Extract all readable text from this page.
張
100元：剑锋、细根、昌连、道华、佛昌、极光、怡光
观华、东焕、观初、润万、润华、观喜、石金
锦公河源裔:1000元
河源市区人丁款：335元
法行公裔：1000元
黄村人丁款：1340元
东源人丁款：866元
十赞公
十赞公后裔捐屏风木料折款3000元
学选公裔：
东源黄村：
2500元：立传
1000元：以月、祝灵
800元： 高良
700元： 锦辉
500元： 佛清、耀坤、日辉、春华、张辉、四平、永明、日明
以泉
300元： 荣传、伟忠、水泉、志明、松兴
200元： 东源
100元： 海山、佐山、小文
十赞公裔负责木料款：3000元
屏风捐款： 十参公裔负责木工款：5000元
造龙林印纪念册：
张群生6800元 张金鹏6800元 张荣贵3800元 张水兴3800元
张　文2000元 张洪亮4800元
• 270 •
========================================
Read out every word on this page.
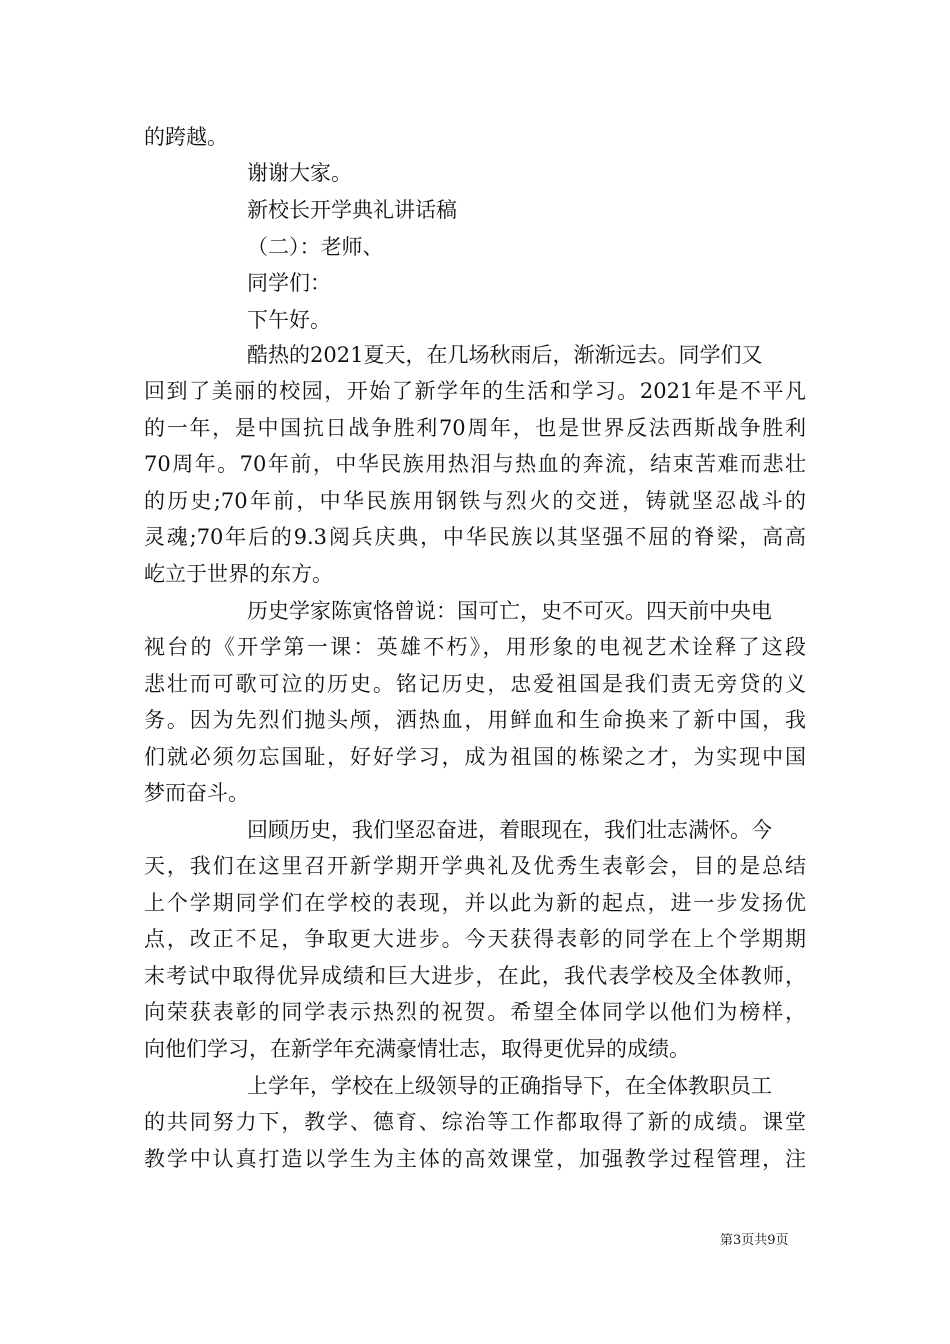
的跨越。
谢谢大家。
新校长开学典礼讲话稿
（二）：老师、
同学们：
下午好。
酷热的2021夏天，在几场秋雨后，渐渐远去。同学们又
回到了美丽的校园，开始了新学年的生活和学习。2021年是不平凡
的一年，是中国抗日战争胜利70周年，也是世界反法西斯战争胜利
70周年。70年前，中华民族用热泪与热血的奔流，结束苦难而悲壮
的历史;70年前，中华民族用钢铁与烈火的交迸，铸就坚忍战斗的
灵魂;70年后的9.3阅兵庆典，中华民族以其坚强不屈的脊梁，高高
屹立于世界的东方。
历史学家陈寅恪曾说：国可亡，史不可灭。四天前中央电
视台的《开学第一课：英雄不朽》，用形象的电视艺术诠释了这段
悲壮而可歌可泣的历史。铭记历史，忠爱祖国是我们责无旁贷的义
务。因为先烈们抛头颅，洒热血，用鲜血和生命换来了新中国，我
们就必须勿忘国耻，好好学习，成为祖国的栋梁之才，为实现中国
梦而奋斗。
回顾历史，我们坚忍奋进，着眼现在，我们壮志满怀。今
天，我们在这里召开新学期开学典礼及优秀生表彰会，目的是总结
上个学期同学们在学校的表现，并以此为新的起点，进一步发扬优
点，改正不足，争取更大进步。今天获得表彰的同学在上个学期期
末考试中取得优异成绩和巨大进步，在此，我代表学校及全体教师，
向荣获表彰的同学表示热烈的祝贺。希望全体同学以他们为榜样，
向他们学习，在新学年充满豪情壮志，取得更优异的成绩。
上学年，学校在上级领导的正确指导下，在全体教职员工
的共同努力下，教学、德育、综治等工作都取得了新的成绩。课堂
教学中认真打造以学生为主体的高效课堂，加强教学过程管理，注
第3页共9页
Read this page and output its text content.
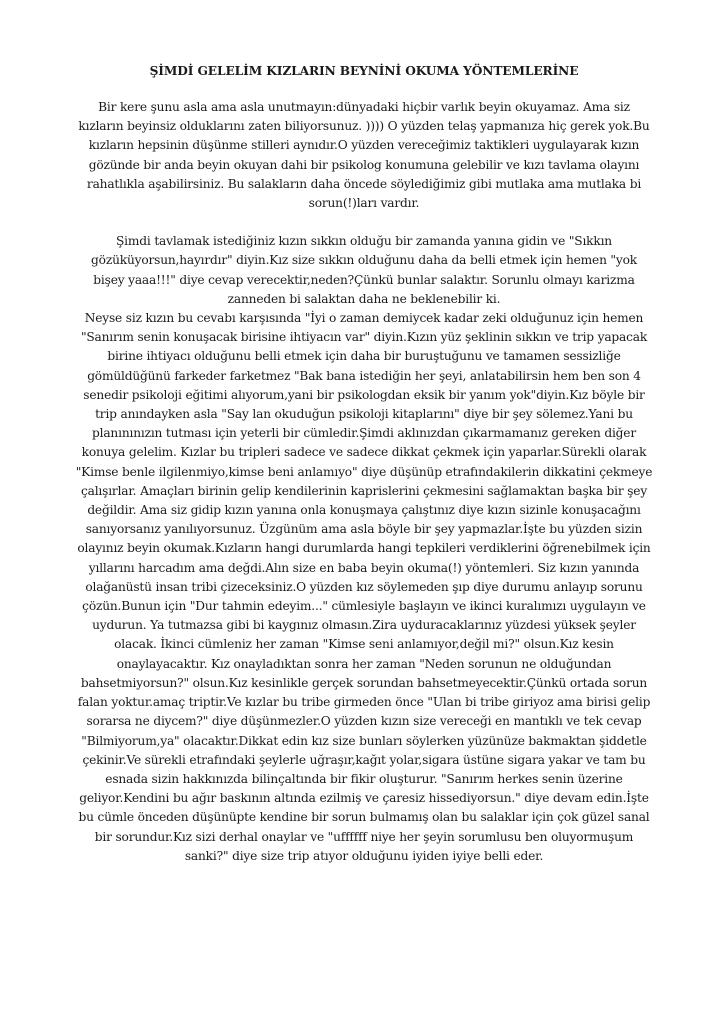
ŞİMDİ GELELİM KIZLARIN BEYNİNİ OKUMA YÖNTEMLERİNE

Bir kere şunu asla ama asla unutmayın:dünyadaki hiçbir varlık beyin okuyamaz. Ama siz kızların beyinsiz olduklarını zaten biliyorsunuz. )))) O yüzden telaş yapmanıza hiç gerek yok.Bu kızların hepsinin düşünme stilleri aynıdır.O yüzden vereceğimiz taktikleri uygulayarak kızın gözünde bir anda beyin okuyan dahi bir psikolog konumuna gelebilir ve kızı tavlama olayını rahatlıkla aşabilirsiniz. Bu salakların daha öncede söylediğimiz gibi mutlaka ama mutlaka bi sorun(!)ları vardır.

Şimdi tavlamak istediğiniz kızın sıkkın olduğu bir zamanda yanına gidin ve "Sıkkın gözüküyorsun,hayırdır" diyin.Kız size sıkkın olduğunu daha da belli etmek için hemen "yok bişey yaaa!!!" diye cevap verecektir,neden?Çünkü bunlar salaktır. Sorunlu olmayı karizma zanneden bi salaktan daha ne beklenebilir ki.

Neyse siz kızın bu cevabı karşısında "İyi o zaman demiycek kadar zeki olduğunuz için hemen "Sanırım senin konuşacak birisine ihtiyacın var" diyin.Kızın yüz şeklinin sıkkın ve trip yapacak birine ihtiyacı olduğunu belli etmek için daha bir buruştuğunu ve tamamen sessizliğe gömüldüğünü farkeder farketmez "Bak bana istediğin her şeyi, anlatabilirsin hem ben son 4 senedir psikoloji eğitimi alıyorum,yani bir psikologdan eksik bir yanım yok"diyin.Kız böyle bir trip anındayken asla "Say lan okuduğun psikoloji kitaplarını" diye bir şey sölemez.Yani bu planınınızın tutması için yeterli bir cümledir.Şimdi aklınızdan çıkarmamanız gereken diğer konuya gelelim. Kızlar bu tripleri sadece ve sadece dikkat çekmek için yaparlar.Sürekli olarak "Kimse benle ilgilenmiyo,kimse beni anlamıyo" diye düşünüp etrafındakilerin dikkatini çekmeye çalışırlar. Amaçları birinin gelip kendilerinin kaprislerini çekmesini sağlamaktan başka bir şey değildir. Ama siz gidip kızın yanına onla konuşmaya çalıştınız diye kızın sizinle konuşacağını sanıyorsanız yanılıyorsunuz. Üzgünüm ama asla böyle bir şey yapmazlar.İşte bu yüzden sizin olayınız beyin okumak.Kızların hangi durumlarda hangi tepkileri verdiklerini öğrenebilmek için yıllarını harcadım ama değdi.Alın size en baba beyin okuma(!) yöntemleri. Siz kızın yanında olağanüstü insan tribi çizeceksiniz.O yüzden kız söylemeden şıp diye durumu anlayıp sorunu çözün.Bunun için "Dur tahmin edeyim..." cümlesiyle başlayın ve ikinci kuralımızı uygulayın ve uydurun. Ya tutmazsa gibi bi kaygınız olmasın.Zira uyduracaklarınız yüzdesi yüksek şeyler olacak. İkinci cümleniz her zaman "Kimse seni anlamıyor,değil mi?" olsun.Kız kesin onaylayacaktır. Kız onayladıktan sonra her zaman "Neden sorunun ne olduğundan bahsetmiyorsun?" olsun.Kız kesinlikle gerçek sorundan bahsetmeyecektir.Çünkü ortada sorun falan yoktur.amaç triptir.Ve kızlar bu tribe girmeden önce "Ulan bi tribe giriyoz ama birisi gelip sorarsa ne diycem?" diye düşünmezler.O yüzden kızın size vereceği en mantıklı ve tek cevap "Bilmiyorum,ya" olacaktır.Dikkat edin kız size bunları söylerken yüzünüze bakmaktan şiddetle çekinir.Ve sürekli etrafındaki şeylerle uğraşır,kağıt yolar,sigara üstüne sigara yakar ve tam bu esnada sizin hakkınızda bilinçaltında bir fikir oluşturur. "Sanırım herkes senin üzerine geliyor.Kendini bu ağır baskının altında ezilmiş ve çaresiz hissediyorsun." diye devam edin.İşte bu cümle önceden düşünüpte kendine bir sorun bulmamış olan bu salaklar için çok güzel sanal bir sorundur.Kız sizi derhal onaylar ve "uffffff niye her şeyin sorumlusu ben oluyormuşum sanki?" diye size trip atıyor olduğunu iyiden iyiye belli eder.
========================================
* _Work to complete_
Select the lines that carry the string "page" and copy them.

* _Exercise solution_
Extract all readable text from this page.
Read out every word on this page.
Read this page and output its text content.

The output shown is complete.